*Data in this exercise:*
====

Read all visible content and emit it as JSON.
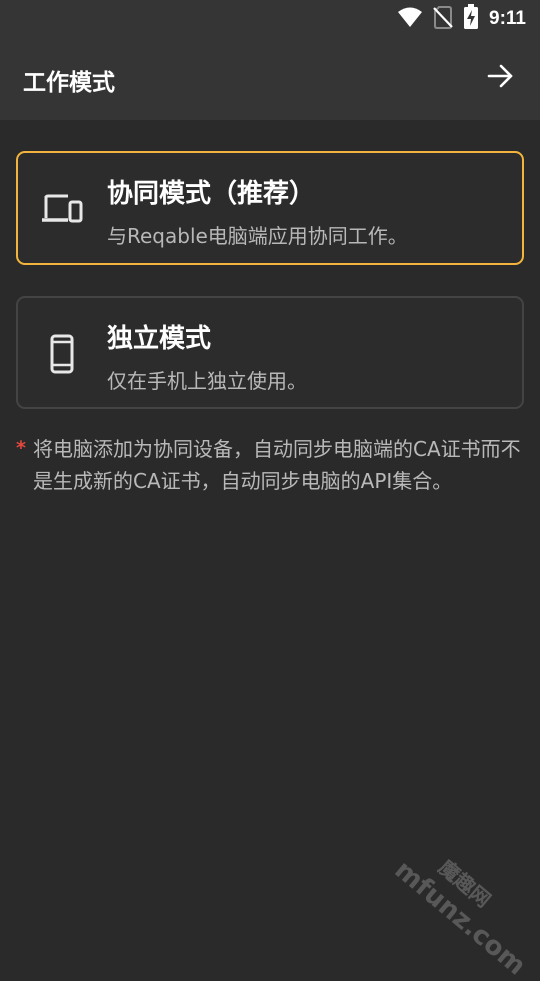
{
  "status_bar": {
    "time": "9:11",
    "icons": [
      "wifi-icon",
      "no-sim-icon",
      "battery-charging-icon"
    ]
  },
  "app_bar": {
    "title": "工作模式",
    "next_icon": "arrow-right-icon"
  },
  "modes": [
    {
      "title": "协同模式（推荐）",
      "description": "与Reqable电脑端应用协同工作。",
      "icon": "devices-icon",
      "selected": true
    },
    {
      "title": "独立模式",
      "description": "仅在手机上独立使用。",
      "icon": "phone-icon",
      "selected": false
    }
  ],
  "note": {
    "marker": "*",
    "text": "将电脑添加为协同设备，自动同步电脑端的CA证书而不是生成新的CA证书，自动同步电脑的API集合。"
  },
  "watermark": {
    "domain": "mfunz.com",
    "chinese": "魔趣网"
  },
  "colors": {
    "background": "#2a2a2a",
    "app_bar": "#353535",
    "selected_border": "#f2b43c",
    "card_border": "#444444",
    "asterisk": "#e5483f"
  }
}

====

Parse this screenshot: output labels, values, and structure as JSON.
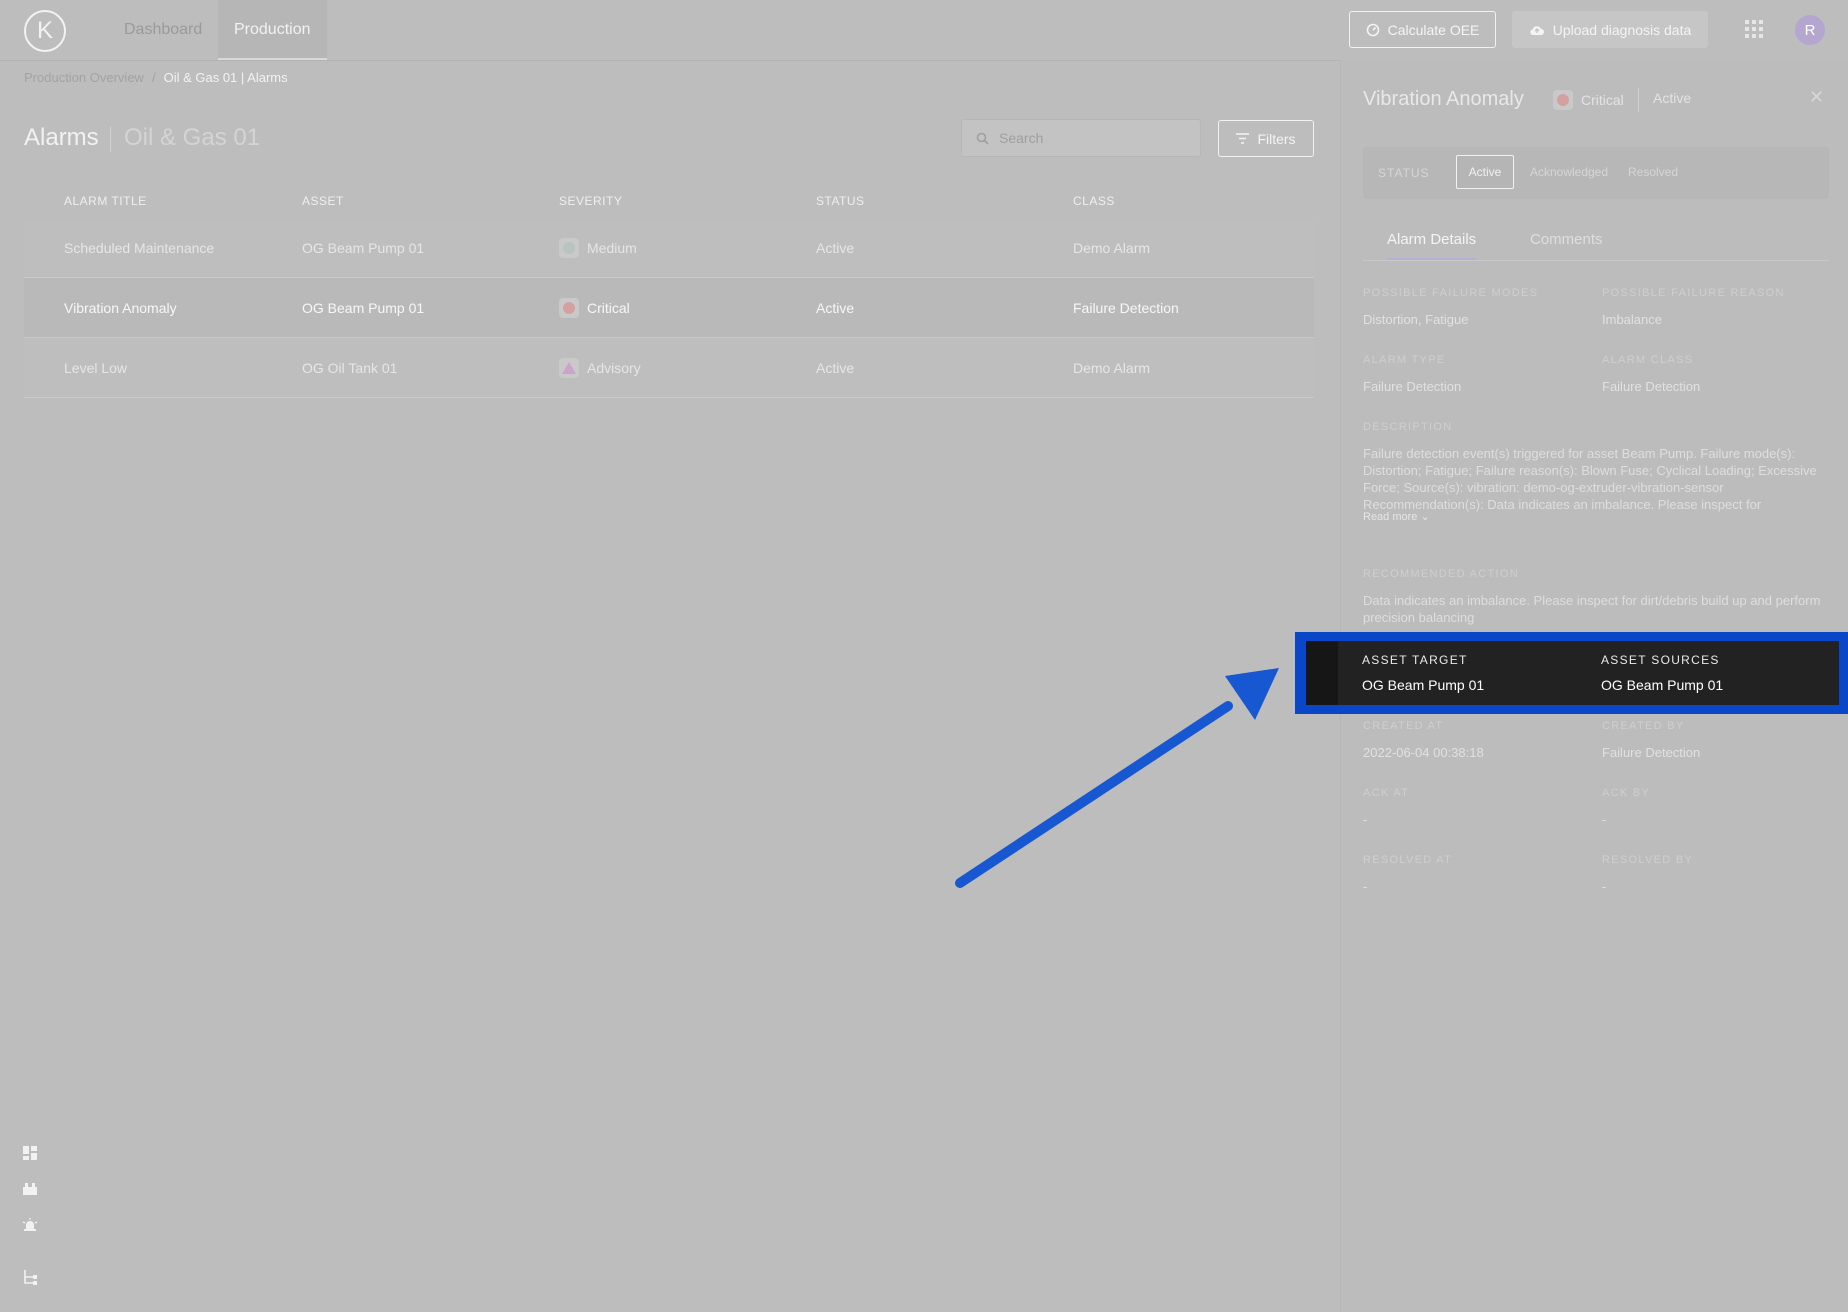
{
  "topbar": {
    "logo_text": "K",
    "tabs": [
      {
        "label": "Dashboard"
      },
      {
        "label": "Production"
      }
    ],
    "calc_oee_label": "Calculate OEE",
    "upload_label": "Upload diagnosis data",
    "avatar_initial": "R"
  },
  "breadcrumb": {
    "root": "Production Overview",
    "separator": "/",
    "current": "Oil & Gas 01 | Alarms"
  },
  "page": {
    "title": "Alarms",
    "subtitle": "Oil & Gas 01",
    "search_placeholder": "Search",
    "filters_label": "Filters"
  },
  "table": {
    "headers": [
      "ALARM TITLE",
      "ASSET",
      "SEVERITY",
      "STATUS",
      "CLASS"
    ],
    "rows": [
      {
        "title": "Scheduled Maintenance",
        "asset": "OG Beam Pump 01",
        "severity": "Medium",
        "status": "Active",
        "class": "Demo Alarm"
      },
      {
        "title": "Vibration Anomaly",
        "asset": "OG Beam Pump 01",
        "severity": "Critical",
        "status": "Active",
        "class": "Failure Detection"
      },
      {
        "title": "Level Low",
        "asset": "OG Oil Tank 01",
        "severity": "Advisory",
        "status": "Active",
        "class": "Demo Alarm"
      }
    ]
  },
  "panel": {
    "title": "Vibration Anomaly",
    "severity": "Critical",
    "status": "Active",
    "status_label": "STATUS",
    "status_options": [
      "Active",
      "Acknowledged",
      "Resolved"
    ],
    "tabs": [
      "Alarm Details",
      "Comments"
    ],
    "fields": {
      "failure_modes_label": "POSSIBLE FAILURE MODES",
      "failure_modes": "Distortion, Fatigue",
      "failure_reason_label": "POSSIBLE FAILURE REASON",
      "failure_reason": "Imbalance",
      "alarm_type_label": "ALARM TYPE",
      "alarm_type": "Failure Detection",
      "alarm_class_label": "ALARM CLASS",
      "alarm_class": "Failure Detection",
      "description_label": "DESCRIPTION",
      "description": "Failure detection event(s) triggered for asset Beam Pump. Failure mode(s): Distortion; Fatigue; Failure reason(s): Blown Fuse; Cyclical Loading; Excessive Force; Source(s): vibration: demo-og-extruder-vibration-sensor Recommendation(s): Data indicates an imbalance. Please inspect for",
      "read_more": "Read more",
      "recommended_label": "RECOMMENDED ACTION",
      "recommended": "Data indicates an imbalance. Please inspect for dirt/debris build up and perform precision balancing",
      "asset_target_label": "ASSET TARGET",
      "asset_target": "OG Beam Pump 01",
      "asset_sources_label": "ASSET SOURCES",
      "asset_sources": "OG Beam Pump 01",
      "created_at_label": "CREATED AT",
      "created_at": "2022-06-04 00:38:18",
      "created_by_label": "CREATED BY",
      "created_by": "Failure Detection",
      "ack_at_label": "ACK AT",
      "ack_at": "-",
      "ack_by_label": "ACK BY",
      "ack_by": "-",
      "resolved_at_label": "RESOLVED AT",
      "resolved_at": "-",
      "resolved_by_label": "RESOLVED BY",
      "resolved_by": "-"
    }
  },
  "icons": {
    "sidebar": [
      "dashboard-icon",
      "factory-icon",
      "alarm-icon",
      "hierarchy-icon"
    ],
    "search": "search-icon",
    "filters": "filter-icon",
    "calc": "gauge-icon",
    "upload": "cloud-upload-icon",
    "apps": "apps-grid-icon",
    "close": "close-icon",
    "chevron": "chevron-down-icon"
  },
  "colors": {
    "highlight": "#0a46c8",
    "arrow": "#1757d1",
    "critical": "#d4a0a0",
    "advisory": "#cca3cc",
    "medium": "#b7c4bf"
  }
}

====

*Work to do:* Identify every line above that includes the word "Production", and show those lines.

*Solution to the exercise:*
        "label": "Production"
    "root": "Production Overview",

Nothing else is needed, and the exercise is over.